> Brief
Determine which lines of the records include the word "publish", and copy them.

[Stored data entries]
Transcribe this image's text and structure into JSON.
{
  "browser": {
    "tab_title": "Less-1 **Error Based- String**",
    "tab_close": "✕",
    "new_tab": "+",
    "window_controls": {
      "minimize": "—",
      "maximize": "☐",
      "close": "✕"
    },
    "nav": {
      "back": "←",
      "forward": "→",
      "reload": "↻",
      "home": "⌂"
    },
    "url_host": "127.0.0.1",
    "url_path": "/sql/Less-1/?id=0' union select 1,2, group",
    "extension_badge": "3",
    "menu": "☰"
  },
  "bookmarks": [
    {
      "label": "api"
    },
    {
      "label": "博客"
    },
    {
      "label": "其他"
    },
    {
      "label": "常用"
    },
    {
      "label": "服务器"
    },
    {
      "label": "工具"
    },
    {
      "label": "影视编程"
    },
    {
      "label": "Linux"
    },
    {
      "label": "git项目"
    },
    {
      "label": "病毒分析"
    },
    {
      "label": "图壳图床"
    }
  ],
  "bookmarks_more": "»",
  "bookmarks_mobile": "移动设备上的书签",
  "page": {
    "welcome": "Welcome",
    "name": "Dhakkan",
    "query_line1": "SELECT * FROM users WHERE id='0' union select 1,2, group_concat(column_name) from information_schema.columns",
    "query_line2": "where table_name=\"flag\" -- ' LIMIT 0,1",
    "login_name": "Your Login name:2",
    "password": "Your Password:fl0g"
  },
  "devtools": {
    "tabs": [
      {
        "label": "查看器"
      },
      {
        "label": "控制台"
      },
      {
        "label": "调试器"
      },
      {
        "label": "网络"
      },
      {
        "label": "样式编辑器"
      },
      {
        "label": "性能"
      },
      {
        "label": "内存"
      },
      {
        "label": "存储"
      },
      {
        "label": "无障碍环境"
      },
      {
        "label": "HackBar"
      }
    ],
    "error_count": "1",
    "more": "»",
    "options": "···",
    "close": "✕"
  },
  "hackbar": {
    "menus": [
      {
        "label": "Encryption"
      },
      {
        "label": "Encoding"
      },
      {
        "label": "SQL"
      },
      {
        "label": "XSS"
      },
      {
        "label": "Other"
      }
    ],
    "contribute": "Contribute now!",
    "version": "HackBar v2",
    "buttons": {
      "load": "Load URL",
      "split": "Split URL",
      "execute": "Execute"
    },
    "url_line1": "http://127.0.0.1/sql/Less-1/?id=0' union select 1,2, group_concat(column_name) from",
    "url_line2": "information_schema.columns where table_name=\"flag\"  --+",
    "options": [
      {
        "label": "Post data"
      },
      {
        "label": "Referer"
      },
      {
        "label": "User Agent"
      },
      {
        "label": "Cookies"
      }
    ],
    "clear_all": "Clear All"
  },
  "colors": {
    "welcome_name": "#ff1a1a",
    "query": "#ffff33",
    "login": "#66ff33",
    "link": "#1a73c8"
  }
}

...

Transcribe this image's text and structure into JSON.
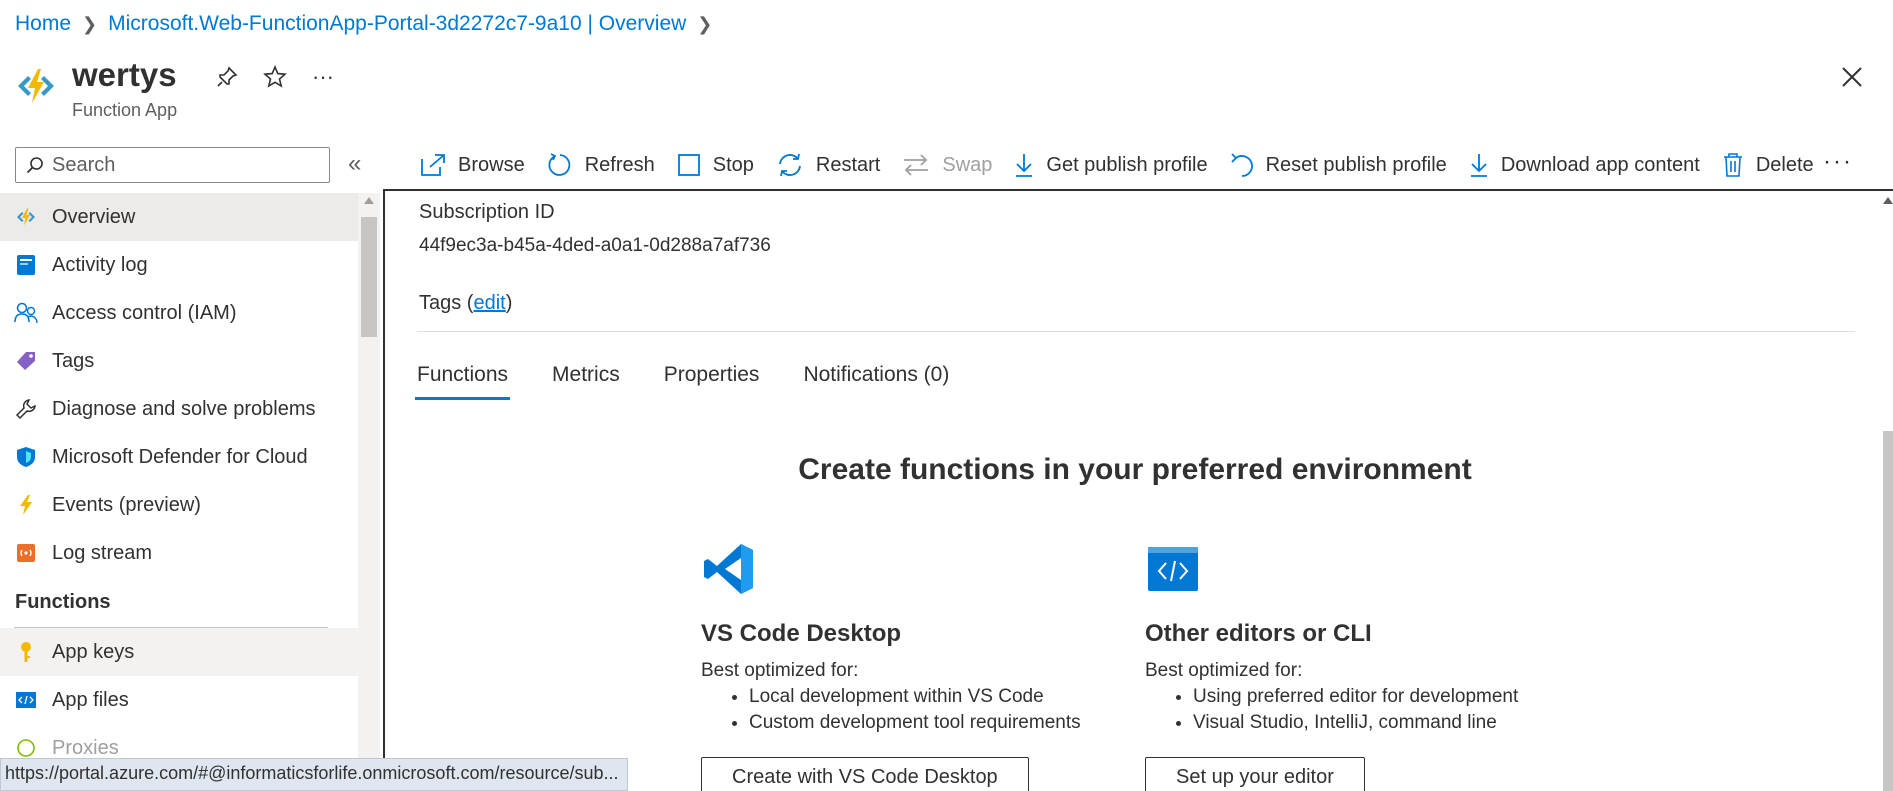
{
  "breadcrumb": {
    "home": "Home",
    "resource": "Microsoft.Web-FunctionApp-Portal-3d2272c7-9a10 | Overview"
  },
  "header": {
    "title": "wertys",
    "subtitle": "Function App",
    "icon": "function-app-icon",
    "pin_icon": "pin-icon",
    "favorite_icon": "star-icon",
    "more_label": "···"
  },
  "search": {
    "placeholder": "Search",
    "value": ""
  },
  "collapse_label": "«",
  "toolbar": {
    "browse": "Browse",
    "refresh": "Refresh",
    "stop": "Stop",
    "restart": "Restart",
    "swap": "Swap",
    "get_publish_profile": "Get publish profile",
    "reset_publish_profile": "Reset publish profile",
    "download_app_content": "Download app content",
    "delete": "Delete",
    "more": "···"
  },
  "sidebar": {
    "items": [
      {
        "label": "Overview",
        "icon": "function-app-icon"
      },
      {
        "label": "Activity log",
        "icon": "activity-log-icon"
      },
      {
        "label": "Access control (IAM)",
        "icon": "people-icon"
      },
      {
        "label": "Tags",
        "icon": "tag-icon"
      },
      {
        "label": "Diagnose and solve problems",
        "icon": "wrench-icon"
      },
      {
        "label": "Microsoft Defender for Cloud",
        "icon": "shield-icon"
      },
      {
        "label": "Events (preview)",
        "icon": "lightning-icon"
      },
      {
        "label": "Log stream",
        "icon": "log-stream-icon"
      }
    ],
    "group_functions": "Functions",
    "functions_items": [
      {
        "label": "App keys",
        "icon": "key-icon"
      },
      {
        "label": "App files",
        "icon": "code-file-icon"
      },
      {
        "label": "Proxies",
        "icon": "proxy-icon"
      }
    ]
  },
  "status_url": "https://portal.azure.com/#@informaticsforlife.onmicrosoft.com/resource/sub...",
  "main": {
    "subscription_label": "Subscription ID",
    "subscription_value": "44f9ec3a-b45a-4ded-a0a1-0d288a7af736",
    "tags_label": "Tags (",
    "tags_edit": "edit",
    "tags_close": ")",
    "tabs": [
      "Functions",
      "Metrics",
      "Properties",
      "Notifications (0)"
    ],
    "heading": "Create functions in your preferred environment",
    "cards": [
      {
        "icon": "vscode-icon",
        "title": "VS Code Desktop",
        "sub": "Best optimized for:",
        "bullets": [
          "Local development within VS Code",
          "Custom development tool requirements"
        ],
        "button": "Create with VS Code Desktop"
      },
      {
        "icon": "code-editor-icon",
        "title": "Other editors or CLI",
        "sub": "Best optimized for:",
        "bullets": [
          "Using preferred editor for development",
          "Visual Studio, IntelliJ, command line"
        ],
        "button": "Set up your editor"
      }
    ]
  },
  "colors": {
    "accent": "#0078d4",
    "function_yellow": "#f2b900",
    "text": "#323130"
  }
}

> The reply
    "get_publish_profile": "Get publish profile",
    "reset_publish_profile": "Reset publish profile",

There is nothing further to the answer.